The data:
..............................
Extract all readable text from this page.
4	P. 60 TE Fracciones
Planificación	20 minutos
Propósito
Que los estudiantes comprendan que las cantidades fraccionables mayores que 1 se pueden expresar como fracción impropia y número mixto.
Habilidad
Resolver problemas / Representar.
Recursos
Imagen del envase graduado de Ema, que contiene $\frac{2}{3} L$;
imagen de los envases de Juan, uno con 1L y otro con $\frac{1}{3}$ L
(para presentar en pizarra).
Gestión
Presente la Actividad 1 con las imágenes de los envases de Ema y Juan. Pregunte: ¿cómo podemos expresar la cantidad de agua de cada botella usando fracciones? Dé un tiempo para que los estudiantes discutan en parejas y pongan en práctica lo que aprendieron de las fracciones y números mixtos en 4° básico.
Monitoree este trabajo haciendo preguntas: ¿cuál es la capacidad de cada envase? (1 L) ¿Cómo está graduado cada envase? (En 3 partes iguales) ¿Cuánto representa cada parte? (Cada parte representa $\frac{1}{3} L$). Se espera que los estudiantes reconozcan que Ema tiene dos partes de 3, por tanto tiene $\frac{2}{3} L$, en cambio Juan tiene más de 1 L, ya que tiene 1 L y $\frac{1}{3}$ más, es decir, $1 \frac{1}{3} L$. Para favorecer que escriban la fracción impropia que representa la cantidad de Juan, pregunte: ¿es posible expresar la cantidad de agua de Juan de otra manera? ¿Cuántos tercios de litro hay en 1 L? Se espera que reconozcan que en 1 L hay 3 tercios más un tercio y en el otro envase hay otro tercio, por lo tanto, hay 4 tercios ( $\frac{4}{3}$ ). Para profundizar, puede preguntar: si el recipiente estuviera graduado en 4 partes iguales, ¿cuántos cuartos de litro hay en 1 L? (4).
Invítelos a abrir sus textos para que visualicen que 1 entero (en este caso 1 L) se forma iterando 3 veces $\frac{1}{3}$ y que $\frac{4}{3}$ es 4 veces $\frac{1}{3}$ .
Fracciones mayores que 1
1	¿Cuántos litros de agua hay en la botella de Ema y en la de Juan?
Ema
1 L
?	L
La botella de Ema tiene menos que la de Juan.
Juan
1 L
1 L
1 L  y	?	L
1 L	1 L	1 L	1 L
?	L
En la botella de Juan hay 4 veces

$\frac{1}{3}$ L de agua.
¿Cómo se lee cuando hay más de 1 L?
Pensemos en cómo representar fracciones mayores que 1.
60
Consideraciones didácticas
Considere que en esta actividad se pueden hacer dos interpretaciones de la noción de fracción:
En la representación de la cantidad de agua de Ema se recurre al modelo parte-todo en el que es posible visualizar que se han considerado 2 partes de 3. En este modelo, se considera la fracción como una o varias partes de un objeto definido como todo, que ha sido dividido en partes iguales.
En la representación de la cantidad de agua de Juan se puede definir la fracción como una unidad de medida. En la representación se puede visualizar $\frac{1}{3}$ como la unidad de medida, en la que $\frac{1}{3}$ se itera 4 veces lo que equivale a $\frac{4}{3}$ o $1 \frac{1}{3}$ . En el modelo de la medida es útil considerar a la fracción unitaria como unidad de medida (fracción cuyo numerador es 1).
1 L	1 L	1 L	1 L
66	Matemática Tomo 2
..............................
Take each line of the listing above and set it down again exactly.

Extract all readable text from this page.
4	P. 60 TE Fracciones
Planificación	20 minutos
Propósito
Que los estudiantes comprendan que las cantidades fraccionables mayores que 1 se pueden expresar como fracción impropia y número mixto.
Habilidad
Resolver problemas / Representar.
Recursos
Imagen del envase graduado de Ema, que contiene $\frac{2}{3} L$;
imagen de los envases de Juan, uno con 1L y otro con $\frac{1}{3}$ L
(para presentar en pizarra).
Gestión
Presente la Actividad 1 con las imágenes de los envases de Ema y Juan. Pregunte: ¿cómo podemos expresar la cantidad de agua de cada botella usando fracciones? Dé un tiempo para que los estudiantes discutan en parejas y pongan en práctica lo que aprendieron de las fracciones y números mixtos en 4° básico.
Monitoree este trabajo haciendo preguntas: ¿cuál es la capacidad de cada envase? (1 L) ¿Cómo está graduado cada envase? (En 3 partes iguales) ¿Cuánto representa cada parte? (Cada parte representa $\frac{1}{3} L$). Se espera que los estudiantes reconozcan que Ema tiene dos partes de 3, por tanto tiene $\frac{2}{3} L$, en cambio Juan tiene más de 1 L, ya que tiene 1 L y $\frac{1}{3}$ más, es decir, $1 \frac{1}{3} L$. Para favorecer que escriban la fracción impropia que representa la cantidad de Juan, pregunte: ¿es posible expresar la cantidad de agua de Juan de otra manera? ¿Cuántos tercios de litro hay en 1 L? Se espera que reconozcan que en 1 L hay 3 tercios más un tercio y en el otro envase hay otro tercio, por lo tanto, hay 4 tercios ( $\frac{4}{3}$ ). Para profundizar, puede preguntar: si el recipiente estuviera graduado en 4 partes iguales, ¿cuántos cuartos de litro hay en 1 L? (4).
Invítelos a abrir sus textos para que visualicen que 1 entero (en este caso 1 L) se forma iterando 3 veces $\frac{1}{3}$ y que $\frac{4}{3}$ es 4 veces $\frac{1}{3}$ .
Fracciones mayores que 1
1	¿Cuántos litros de agua hay en la botella de Ema y en la de Juan?
Ema
1 L
?	L
La botella de Ema tiene menos que la de Juan.
Juan
1 L
1 L
1 L  y	?	L
1 L	1 L	1 L	1 L
?	L
En la botella de Juan hay 4 veces

$\frac{1}{3}$ L de agua.
¿Cómo se lee cuando hay más de 1 L?
Pensemos en cómo representar fracciones mayores que 1.
60
Consideraciones didácticas
Considere que en esta actividad se pueden hacer dos interpretaciones de la noción de fracción:
En la representación de la cantidad de agua de Ema se recurre al modelo parte-todo en el que es posible visualizar que se han considerado 2 partes de 3. En este modelo, se considera la fracción como una o varias partes de un objeto definido como todo, que ha sido dividido en partes iguales.
En la representación de la cantidad de agua de Juan se puede definir la fracción como una unidad de medida. En la representación se puede visualizar $\frac{1}{3}$ como la unidad de medida, en la que $\frac{1}{3}$ se itera 4 veces lo que equivale a $\frac{4}{3}$ o $1 \frac{1}{3}$ . En el modelo de la medida es útil considerar a la fracción unitaria como unidad de medida (fracción cuyo numerador es 1).
1 L	1 L	1 L	1 L
66	Matemática Tomo 2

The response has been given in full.